▶ GIVEN EXERCISE: Reproduce the records. Keep every word exact and include no images.

Stored data:

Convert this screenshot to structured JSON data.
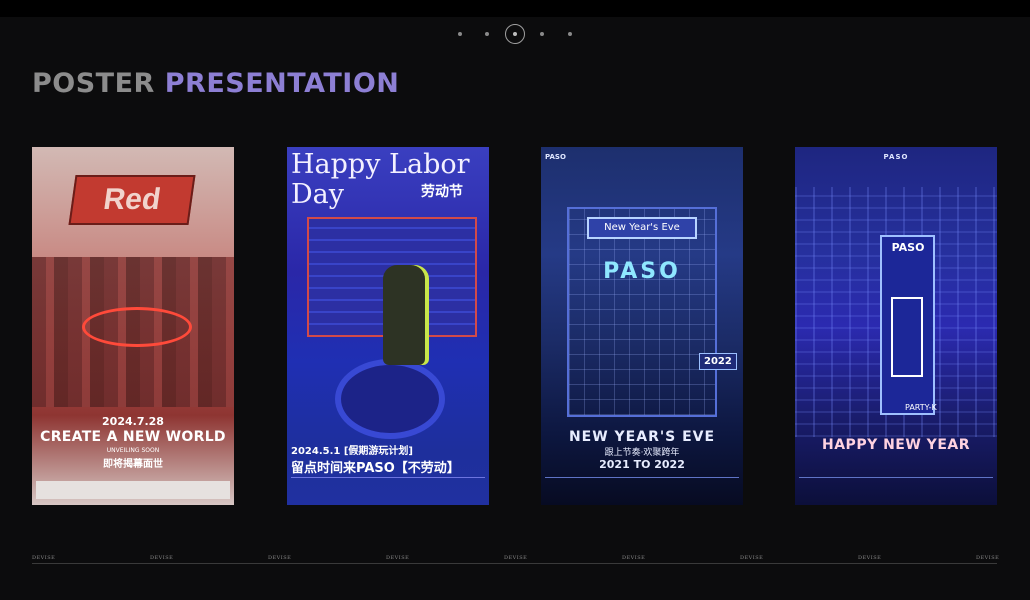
{
  "pager": {
    "total": 5,
    "active_index": 3
  },
  "heading": {
    "word1": "POSTER",
    "word2": "PRESENTATION"
  },
  "colors": {
    "background": "#0c0c0d",
    "heading_gray": "#8c8c8c",
    "heading_purple": "#8d7fd4"
  },
  "posters": [
    {
      "logo": "Red",
      "date": "2024.7.28",
      "headline": "CREATE A NEW WORLD",
      "sub": "UNVEILING SOON",
      "cn": "即将揭幕面世"
    },
    {
      "title_line1": "Happy Labor",
      "title_line2": "Day",
      "cn_title": "劳动节",
      "date": "2024.5.1 [假期游玩计划]",
      "cn_line": "留点时间来PASO【不劳动】"
    },
    {
      "brand": "PASO",
      "sign": "New Year's Eve",
      "logo": "PASO",
      "year_badge": "2022",
      "headline": "NEW YEAR'S EVE",
      "cn": "跟上节奏·欢聚跨年",
      "years": "2021 TO 2022"
    },
    {
      "brand": "PASO",
      "tower_label": "PASO",
      "tower_sub": "PARTY-K",
      "headline": "HAPPY NEW YEAR"
    }
  ],
  "footer": {
    "marks": [
      "DEVISE",
      "DEVISE",
      "DEVISE",
      "DEVISE",
      "DEVISE",
      "DEVISE",
      "DEVISE",
      "DEVISE",
      "DEVISE"
    ]
  }
}
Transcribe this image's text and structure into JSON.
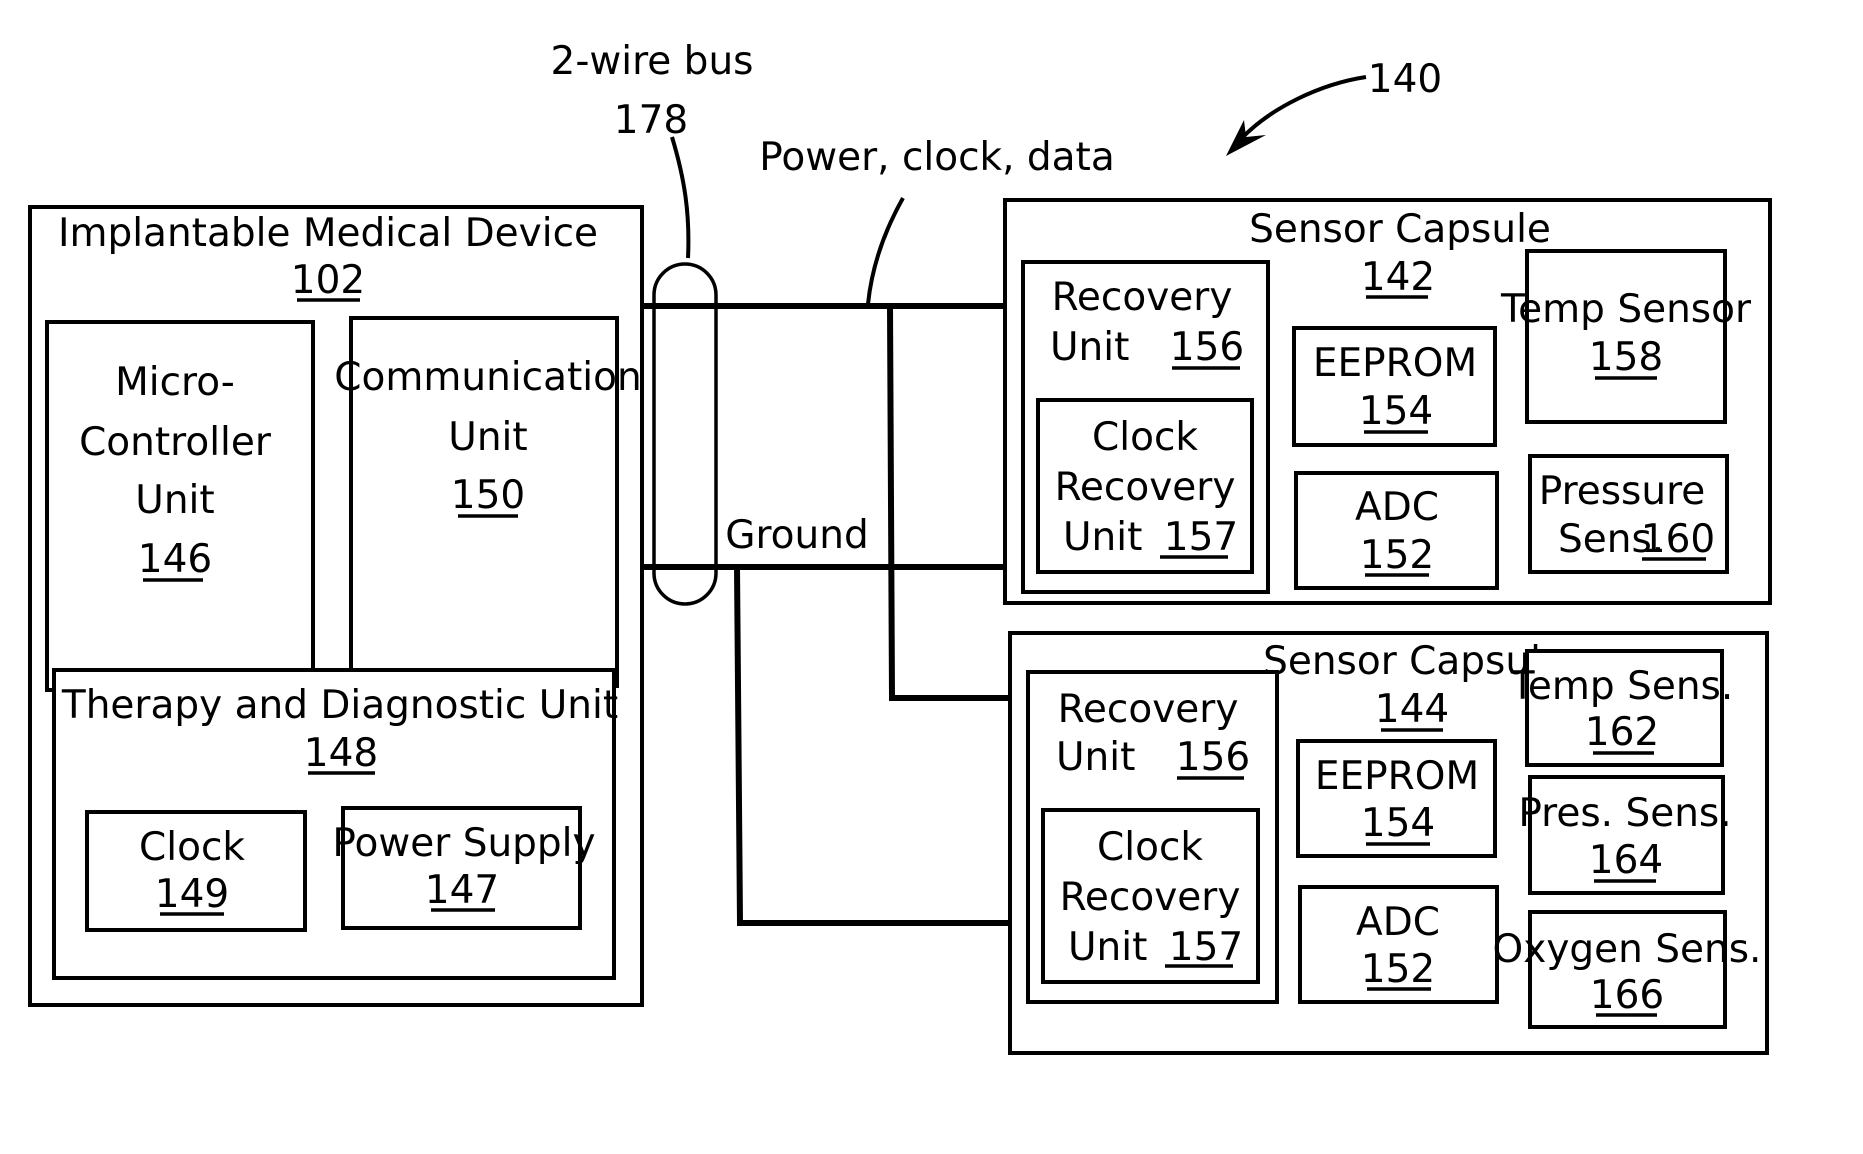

▶ COMPLETE OUTPUT:
Convert this screenshot to structured JSON data.
{
  "pager": {
    "total": 5,
    "active_index": 3
  },
  "heading": {
    "word1": "POSTER",
    "word2": "PRESENTATION"
  },
  "colors": {
    "background": "#0c0c0d",
    "heading_gray": "#8c8c8c",
    "heading_purple": "#8d7fd4"
  },
  "posters": [
    {
      "logo": "Red",
      "date": "2024.7.28",
      "headline": "CREATE A NEW WORLD",
      "sub": "UNVEILING SOON",
      "cn": "即将揭幕面世"
    },
    {
      "title_line1": "Happy Labor",
      "title_line2": "Day",
      "cn_title": "劳动节",
      "date": "2024.5.1 [假期游玩计划]",
      "cn_line": "留点时间来PASO【不劳动】"
    },
    {
      "brand": "PASO",
      "sign": "New Year's Eve",
      "logo": "PASO",
      "year_badge": "2022",
      "headline": "NEW YEAR'S EVE",
      "cn": "跟上节奏·欢聚跨年",
      "years": "2021 TO 2022"
    },
    {
      "brand": "PASO",
      "tower_label": "PASO",
      "tower_sub": "PARTY-K",
      "headline": "HAPPY NEW YEAR"
    }
  ],
  "footer": {
    "marks": [
      "DEVISE",
      "DEVISE",
      "DEVISE",
      "DEVISE",
      "DEVISE",
      "DEVISE",
      "DEVISE",
      "DEVISE",
      "DEVISE"
    ]
  }
}
Transcribe this image's text and structure into JSON.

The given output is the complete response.